**DIRECTIVE:** Exclude the pictures and retype the entries as written.

**INFORMATION PROVIDED:**
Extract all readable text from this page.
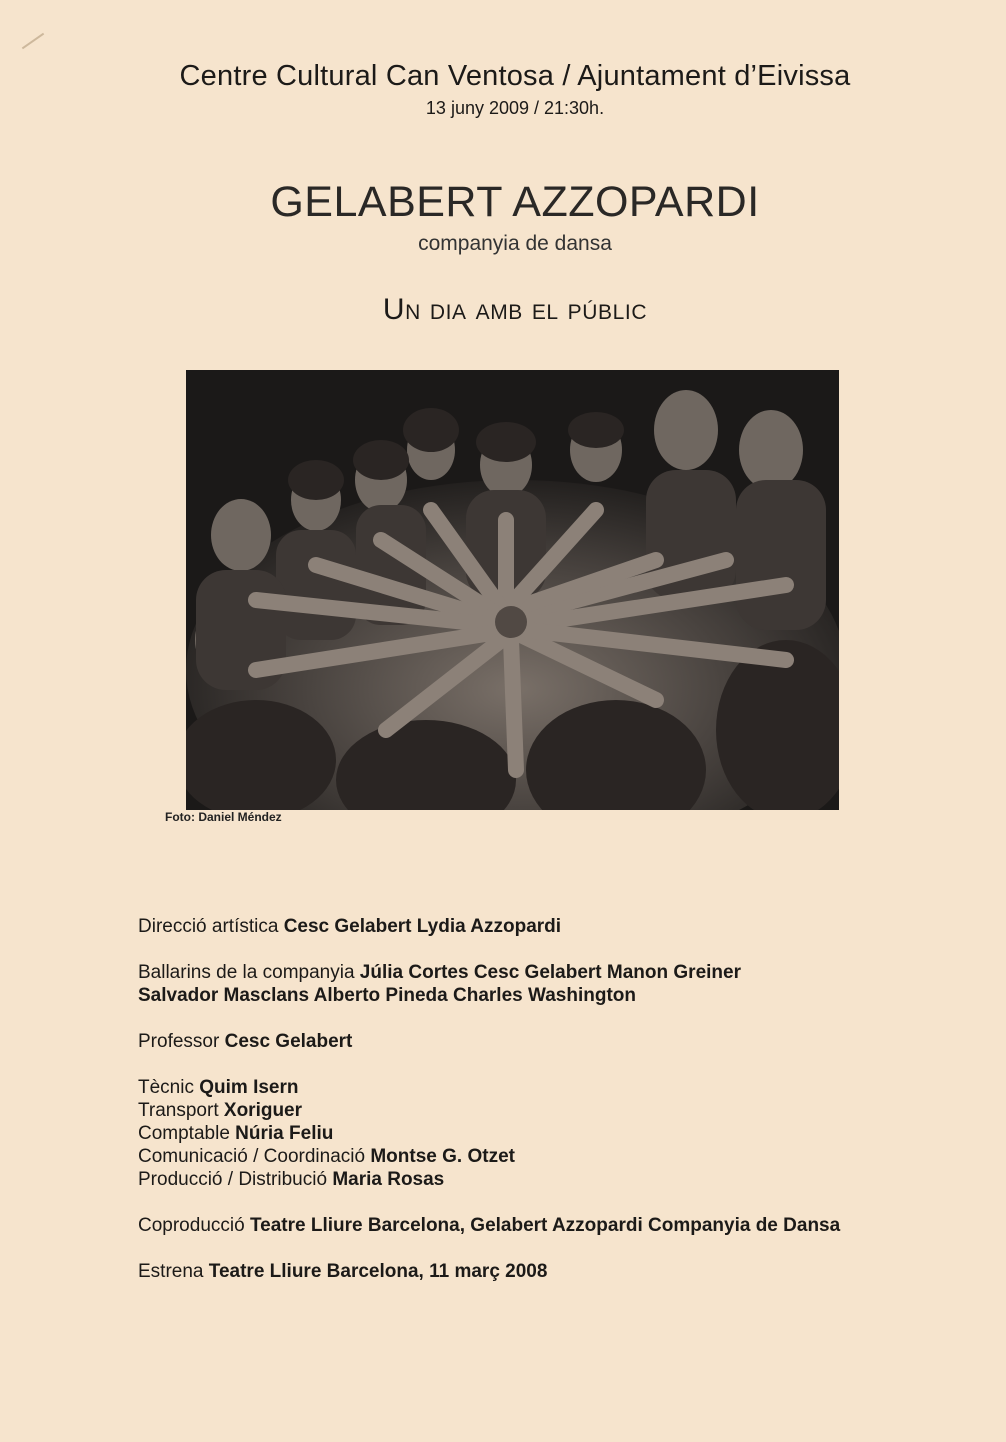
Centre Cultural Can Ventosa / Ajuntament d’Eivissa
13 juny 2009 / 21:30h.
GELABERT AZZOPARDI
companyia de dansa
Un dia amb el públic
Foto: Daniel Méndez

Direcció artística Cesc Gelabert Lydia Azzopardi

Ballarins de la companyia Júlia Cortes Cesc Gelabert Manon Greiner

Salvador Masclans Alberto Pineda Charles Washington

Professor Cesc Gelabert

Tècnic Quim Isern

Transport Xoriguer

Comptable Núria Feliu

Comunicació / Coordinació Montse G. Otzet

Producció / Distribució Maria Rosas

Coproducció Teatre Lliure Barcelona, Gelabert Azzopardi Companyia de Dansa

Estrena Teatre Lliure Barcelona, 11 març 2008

**RESULT FOR THIS EXERCISE:**
Extract all readable text from this page.
Centre Cultural Can Ventosa / Ajuntament d’Eivissa
13 juny 2009 / 21:30h.
GELABERT AZZOPARDI
companyia de dansa
Un dia amb el públic
Foto: Daniel Méndez

Direcció artística Cesc Gelabert Lydia Azzopardi

Ballarins de la companyia Júlia Cortes Cesc Gelabert Manon Greiner

Salvador Masclans Alberto Pineda Charles Washington

Professor Cesc Gelabert

Tècnic Quim Isern

Transport Xoriguer

Comptable Núria Feliu

Comunicació / Coordinació Montse G. Otzet

Producció / Distribució Maria Rosas

Coproducció Teatre Lliure Barcelona, Gelabert Azzopardi Companyia de Dansa

Estrena Teatre Lliure Barcelona, 11 març 2008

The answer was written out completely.